[Saved data entries]

----------

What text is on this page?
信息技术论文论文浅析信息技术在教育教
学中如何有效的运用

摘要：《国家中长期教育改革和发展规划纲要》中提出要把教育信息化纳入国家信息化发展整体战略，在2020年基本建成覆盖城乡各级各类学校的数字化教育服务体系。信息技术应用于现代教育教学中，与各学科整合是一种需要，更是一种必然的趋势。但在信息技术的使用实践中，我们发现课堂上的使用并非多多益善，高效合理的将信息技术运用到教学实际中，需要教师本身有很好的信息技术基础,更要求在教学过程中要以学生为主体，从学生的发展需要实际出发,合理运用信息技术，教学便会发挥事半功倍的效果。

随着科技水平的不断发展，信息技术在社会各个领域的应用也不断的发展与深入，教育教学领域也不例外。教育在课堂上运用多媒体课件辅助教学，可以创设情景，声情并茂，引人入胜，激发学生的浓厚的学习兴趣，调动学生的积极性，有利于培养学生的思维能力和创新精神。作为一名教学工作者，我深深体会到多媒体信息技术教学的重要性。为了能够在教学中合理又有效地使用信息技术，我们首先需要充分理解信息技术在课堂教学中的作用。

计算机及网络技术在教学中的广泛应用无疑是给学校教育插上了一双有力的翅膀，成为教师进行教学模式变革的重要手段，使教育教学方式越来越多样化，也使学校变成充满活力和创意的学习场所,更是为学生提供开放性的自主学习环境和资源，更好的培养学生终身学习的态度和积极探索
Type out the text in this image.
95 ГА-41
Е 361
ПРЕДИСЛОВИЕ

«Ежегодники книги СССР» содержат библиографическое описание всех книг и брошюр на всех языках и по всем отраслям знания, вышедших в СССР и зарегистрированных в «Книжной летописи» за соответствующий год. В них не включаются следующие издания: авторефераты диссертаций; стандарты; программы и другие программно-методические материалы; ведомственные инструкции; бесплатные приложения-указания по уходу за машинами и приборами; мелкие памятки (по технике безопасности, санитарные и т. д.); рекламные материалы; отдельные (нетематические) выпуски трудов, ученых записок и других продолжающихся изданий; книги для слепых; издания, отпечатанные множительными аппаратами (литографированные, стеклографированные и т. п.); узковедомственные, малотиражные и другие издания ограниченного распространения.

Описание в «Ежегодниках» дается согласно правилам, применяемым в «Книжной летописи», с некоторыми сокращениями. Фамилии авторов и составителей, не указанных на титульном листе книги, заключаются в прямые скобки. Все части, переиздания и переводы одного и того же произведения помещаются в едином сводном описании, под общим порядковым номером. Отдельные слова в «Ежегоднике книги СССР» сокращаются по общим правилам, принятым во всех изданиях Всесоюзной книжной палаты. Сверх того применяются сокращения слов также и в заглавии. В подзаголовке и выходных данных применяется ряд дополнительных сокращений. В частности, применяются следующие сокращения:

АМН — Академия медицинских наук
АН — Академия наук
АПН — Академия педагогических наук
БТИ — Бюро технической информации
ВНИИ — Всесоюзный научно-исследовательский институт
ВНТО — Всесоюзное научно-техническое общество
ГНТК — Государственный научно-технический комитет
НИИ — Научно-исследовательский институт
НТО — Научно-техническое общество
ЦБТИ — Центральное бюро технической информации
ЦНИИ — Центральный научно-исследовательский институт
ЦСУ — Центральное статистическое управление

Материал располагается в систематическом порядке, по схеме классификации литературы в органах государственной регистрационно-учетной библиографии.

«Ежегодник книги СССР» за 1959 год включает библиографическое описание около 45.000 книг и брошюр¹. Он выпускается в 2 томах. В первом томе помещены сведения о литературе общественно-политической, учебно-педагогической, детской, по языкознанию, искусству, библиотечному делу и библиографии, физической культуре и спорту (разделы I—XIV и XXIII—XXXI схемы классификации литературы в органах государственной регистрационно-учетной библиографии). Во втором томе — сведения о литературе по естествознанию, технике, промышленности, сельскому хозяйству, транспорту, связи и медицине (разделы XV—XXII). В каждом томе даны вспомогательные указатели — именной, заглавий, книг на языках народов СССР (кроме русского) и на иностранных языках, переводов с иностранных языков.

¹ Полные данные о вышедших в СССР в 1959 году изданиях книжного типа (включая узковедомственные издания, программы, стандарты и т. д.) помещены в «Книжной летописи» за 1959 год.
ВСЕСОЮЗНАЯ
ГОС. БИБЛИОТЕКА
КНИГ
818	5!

----------

» SET PROBLEM: Your answer should be one number: how many lines of the listing include the word "институт".

» ANSWER FOR THE TASK: 3